— BEGIN Passage —

The Royal Society journal Proceedings A has published a study conducted by a team that includes researchers from Queen’s University Belfast.
Water, hydrocarbons, and other organic matter available around the world contain large amounts of hydrogen. Researchers have been trying to develop methods to release hydrogen from these sources in an efficient, cost effective and a sustainable way. Hydrogen is abundantly available in organic compound cellulose that is a key component in plants and the most inexhaustible biopolymer on Earth.
The study conducted by the team concentrated on discovering methods to convert cellulose into hydrogen using sunlight, and a simple catalyst, which is a substance that helps to speed up a chemical reaction without easily exhausting. This procedure is known photocatalysis or photoreforming, which begins with sunlight simulating the catalyst and which further converts cellulose and water into hydrogen.
The researchers analyzed the effectiveness of three metal-based catalysts such as Gold, Nickel, and Palladium.
Researchers found nickel to be the most suitable because, from a practical approach, it was a more earth-abundant metal compared to the precious metals and at the same time more economical.
During the first round of experiments the researchers mixed the three catalysts with cellulose in a round bottom flask and exposed the mixture to light from a desk lamp. Every 30 minutes the team collected gas samples from the mixture and examined it to find out the amount of hydrogen that was produced.
To analyze practical applications of this reaction, the researchers performed the experiment again using fescue grass obtained from a domestic garden.
Up until recently, the production of hydrogen from cellulose by means of photocatalysis has not been extensively studied. Our results show that significant amounts of hydrogen can be produced using this method with the help of a bit of sunlight and a cheap catalyst. Furthermore, we’ve demonstrated the effectiveness of the process using real grass taken from a garden. To the best of our knowledge, this is the first time that this kind of raw biomass has been used to produce hydrogen in this way. This is significant as it avoids the need to separate and purify cellulose from a sample, which can be both arduous and costly.
Professor Michael Bowker, Cardiff Catalysis Institute

— END Passage —
— BEGIN Data listing —

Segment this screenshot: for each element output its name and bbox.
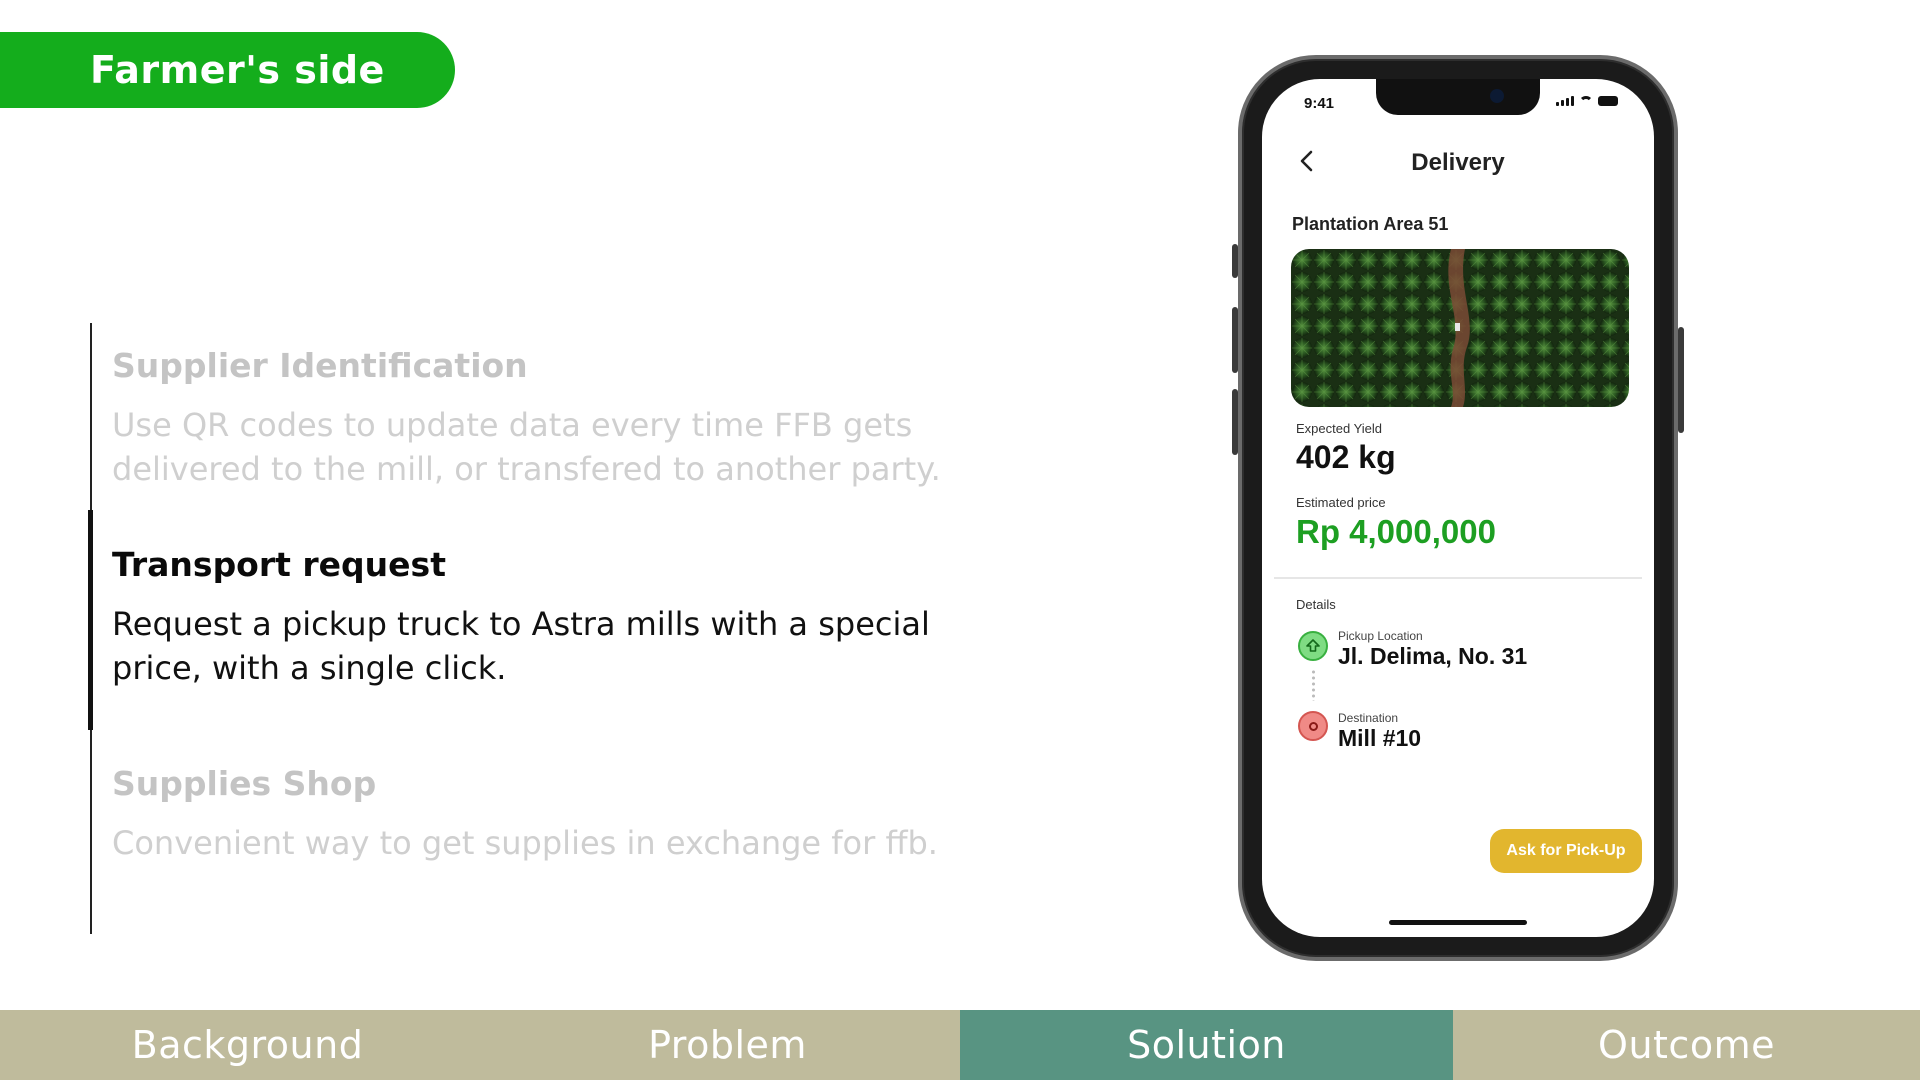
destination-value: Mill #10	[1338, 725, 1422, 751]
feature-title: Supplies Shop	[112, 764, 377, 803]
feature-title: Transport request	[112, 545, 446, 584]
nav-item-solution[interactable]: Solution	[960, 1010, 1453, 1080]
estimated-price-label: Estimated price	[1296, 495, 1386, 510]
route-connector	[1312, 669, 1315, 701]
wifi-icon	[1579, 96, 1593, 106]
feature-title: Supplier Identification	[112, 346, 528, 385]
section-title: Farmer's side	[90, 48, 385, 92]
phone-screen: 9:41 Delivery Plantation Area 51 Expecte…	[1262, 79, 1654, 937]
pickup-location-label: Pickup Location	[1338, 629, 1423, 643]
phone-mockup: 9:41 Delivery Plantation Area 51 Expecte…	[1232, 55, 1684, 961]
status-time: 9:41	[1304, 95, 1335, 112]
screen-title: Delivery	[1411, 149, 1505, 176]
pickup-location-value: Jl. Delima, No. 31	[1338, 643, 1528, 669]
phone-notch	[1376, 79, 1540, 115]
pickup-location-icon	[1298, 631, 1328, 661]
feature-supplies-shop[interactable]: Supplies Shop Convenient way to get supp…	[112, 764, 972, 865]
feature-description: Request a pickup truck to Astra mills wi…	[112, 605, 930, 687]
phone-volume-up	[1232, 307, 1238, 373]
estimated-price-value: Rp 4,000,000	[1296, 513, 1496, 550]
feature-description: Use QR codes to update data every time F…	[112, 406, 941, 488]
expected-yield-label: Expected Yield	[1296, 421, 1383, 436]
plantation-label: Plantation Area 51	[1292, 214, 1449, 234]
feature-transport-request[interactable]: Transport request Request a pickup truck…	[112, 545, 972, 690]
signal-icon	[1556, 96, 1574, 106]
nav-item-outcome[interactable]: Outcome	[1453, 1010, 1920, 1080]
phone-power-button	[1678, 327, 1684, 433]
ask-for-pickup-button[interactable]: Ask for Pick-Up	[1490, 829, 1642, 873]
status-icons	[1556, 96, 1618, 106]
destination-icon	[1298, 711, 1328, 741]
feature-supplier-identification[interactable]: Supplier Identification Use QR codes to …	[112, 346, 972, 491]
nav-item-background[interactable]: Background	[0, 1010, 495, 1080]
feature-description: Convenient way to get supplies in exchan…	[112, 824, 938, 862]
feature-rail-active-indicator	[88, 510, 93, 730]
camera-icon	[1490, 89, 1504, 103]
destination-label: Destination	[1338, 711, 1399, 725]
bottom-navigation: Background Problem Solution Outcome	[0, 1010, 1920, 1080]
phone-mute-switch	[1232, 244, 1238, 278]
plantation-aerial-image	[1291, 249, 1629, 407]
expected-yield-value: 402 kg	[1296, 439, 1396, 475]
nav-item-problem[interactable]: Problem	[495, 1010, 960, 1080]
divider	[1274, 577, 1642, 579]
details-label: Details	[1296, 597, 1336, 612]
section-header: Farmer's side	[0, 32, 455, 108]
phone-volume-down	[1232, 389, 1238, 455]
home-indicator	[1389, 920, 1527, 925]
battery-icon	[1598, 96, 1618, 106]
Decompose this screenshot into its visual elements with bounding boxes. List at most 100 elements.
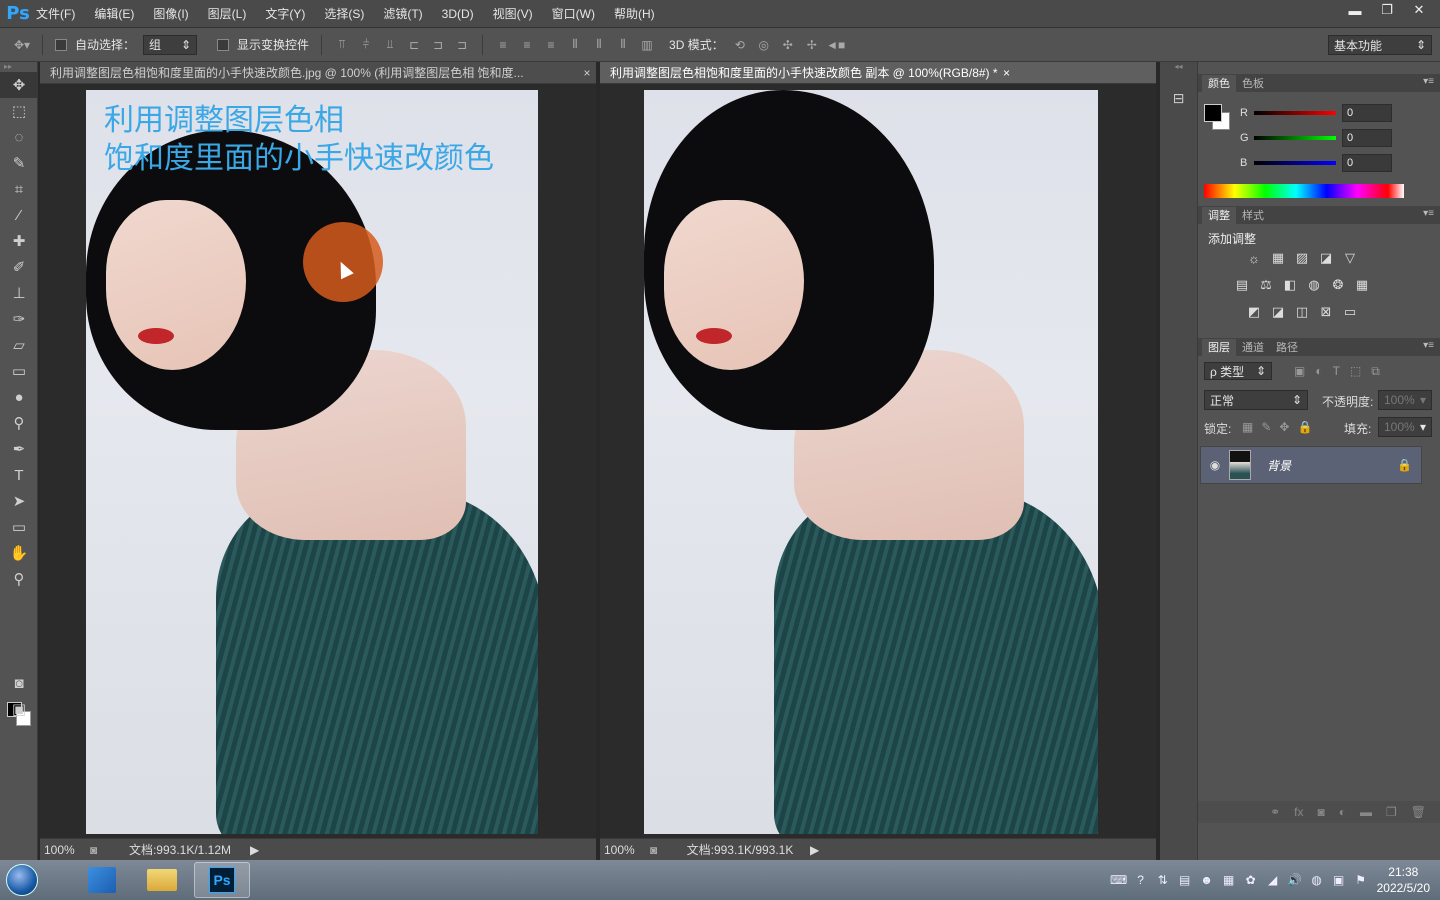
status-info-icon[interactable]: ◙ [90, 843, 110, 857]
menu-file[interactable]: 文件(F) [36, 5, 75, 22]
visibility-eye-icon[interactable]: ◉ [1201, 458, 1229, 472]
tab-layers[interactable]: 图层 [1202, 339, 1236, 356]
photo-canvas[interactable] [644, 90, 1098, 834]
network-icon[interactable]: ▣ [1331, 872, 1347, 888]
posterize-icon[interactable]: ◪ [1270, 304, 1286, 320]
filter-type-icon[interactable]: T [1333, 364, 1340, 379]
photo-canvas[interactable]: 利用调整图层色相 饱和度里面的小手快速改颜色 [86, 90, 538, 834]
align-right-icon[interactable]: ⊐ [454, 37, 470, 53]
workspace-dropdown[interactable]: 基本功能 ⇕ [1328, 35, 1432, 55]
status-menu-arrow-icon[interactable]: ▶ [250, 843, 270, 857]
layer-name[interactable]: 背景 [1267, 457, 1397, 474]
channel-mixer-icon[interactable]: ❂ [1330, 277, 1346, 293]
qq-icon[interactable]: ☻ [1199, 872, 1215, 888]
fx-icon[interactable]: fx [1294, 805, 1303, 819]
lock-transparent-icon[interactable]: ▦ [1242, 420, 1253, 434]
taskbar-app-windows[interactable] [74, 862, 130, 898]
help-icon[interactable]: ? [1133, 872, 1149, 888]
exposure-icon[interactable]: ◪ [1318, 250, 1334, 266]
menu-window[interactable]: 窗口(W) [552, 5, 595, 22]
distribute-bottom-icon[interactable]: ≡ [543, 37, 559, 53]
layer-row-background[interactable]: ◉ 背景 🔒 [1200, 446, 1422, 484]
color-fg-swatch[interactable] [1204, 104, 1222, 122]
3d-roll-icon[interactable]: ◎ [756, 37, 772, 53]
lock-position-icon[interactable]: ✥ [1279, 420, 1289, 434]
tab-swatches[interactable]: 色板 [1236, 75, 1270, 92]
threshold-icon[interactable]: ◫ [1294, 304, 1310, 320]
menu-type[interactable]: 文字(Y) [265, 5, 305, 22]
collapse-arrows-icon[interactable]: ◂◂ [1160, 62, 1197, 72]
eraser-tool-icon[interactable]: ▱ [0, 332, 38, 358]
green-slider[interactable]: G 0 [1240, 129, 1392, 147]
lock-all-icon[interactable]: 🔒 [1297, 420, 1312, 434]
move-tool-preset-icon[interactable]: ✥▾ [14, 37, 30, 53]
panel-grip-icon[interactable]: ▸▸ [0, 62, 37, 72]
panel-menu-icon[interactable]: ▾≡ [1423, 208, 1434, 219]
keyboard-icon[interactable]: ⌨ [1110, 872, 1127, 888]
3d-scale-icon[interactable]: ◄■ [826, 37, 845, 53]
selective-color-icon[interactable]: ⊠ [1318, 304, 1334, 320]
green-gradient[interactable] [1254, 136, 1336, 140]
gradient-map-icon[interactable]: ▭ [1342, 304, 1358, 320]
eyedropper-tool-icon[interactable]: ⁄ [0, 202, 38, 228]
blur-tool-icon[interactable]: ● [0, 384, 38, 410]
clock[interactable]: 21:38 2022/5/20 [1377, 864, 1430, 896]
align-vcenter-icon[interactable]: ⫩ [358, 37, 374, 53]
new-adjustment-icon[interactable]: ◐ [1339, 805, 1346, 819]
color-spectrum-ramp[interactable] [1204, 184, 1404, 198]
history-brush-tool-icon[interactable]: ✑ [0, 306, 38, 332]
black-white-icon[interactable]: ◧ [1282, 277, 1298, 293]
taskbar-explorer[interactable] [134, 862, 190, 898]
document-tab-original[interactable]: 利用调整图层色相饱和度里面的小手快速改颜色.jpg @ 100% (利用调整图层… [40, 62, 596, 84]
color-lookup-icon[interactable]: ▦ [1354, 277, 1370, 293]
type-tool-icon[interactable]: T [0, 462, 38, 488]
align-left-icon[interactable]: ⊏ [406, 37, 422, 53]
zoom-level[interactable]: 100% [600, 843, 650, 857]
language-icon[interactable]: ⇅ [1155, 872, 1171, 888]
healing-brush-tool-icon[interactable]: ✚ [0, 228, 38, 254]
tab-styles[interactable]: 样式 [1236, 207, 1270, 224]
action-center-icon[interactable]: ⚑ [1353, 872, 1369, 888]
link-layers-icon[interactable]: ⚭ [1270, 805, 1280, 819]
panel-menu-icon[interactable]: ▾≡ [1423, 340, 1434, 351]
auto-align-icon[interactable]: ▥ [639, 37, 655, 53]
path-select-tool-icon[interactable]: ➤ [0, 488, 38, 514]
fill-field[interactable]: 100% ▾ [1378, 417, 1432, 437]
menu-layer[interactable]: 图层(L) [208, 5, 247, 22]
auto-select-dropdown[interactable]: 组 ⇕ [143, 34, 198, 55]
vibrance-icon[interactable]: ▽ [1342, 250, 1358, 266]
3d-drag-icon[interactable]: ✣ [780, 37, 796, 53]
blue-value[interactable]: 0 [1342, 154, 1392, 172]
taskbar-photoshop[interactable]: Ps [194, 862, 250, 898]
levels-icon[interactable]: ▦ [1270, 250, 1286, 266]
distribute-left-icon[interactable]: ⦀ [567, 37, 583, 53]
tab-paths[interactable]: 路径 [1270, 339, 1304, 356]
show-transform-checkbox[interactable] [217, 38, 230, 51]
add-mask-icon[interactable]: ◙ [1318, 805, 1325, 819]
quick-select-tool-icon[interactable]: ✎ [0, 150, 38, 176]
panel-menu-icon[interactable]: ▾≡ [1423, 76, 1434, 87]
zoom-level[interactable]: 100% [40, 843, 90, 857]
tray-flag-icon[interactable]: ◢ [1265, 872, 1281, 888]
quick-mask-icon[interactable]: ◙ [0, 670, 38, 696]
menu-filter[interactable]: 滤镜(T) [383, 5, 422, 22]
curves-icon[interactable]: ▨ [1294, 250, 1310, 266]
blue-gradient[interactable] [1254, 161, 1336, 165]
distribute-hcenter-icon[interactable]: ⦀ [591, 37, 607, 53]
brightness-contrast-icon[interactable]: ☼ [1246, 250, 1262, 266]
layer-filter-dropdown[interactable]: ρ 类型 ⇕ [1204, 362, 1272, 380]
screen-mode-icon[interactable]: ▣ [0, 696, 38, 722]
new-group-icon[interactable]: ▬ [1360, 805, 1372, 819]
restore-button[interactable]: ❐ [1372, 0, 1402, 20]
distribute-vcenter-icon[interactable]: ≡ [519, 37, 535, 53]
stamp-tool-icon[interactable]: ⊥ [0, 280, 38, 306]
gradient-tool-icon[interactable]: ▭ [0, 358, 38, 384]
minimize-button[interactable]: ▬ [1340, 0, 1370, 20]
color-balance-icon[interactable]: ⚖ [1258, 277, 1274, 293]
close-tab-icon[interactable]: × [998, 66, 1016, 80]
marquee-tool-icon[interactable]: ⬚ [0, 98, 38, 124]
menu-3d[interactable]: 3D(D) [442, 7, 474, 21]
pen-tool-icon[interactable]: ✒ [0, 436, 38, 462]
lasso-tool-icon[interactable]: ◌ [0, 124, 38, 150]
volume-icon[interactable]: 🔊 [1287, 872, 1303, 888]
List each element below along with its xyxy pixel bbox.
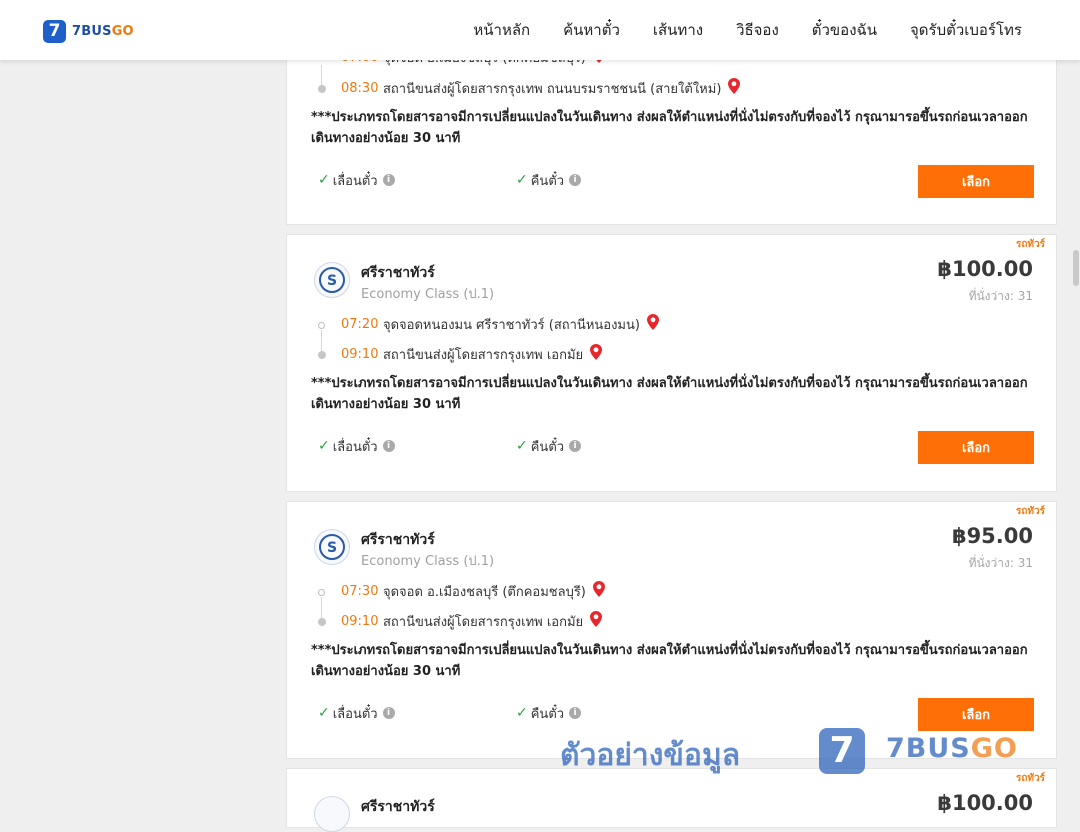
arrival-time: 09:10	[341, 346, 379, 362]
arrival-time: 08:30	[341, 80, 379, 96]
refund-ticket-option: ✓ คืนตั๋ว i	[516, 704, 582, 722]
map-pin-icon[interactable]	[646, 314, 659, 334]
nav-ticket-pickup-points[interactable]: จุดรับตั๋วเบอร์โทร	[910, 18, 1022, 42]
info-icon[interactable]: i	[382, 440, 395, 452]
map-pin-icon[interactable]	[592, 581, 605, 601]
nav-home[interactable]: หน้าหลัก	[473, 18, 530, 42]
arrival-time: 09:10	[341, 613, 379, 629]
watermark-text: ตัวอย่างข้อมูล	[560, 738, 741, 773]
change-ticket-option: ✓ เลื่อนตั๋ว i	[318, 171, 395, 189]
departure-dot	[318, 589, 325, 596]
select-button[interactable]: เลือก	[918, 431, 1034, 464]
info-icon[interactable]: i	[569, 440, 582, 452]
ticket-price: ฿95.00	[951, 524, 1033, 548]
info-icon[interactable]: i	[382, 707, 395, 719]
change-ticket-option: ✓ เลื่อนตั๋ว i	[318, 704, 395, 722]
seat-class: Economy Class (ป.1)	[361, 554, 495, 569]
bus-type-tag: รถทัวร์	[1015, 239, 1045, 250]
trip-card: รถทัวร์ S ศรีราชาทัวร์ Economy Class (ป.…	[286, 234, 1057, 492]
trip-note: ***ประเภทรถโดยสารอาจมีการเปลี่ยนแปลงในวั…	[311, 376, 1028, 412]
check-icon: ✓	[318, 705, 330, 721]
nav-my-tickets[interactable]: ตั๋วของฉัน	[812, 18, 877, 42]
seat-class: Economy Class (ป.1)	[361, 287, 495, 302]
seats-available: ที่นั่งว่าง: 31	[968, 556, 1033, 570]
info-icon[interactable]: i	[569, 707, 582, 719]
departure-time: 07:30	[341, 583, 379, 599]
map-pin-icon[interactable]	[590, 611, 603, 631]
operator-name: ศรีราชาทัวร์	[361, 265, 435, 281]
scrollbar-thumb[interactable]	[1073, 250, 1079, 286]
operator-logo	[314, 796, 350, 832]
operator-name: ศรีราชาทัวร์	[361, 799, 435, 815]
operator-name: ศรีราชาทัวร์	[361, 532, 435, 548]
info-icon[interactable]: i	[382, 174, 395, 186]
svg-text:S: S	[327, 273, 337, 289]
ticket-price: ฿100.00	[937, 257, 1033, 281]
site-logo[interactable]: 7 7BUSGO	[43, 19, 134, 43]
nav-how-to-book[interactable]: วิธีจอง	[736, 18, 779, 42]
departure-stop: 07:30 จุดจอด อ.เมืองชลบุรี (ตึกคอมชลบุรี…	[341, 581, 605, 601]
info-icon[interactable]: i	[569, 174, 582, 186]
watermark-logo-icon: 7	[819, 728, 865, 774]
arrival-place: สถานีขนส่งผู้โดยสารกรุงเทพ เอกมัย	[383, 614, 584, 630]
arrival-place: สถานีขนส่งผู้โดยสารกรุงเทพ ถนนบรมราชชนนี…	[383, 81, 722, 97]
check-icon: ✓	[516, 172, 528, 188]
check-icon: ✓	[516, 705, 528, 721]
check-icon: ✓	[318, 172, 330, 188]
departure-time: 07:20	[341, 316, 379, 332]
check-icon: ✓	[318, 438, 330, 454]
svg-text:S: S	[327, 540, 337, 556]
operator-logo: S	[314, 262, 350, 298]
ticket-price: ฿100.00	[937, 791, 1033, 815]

— END Data listing —

## What is needed
Reproduce the part of the article on making hydrogen from cellulose that starts at "Researchers found nickel" and ends at "time more economical.", word for word.

## Exercise output
Researchers found nickel to be the most suitable because, from a practical approach, it was a more earth-abundant metal compared to the precious metals and at the same time more economical.